(INFORMATION GIVEN):
★ ★ ★ ★ ★
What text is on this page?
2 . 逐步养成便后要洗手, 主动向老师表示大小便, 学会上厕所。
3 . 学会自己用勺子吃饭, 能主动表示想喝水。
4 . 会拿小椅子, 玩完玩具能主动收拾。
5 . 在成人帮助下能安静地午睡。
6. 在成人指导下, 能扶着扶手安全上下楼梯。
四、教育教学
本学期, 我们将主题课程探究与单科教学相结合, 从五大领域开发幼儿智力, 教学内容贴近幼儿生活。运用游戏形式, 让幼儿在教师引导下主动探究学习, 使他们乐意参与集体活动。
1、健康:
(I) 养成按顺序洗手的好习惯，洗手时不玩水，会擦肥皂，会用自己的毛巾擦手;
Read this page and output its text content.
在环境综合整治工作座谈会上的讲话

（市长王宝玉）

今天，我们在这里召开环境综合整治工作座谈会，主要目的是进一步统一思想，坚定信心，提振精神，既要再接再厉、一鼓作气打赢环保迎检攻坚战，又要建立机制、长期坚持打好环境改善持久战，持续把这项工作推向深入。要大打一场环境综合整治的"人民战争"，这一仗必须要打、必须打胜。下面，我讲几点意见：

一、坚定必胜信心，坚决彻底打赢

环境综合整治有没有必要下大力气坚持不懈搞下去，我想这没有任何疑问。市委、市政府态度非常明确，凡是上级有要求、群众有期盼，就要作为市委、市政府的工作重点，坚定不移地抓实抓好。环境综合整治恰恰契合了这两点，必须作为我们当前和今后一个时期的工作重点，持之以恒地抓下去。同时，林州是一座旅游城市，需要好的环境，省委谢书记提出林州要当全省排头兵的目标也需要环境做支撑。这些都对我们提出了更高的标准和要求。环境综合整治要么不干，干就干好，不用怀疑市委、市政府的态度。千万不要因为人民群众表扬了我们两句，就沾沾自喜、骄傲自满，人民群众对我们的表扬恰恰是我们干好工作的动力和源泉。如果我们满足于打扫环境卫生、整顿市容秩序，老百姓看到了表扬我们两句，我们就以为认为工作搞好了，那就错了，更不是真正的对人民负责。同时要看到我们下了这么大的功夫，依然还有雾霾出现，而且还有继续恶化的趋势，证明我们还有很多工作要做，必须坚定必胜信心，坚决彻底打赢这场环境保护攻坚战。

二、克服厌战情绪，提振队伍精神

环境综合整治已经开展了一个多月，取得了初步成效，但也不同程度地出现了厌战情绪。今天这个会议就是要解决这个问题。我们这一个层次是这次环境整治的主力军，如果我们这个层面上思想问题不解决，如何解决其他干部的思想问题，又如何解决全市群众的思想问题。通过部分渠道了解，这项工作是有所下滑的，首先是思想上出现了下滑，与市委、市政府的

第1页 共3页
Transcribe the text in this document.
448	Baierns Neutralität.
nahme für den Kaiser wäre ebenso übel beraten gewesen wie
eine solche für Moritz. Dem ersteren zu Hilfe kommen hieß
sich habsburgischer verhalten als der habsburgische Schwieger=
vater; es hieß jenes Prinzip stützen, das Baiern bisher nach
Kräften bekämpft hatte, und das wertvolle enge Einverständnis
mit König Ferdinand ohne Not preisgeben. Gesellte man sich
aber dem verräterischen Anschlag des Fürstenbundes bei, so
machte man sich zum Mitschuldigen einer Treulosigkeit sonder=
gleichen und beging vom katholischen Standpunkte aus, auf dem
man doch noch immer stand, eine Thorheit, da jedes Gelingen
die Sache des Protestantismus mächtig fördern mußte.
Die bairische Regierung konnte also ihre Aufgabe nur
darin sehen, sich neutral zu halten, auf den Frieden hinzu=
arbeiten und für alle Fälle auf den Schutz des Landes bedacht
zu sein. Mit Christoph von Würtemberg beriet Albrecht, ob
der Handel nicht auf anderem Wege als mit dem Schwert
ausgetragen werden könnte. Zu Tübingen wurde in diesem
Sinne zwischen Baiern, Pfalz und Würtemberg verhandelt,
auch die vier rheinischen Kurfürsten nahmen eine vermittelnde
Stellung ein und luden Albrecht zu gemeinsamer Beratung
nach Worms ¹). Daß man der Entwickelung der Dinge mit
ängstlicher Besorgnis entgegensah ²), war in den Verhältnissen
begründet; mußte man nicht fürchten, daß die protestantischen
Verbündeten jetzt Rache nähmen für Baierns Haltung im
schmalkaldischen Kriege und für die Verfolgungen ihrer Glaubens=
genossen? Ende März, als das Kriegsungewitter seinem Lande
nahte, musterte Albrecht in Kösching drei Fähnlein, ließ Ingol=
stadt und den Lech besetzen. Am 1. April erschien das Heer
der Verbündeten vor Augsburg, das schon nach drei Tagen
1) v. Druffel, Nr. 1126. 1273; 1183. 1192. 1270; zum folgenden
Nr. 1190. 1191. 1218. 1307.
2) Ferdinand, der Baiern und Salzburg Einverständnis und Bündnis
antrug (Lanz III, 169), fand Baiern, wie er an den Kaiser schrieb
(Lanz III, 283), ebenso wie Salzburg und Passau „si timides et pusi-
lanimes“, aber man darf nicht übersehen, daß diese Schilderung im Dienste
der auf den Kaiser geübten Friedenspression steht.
★ ★ ★ ★ ★
Identify the lines of the entries containing the string "ebenso". Copy each such line.

nahme für den Kaiser wäre ebenso übel beraten gewesen wie
(Lanz III, 283), ebenso wie Salzburg und Passau „si timides et pusi-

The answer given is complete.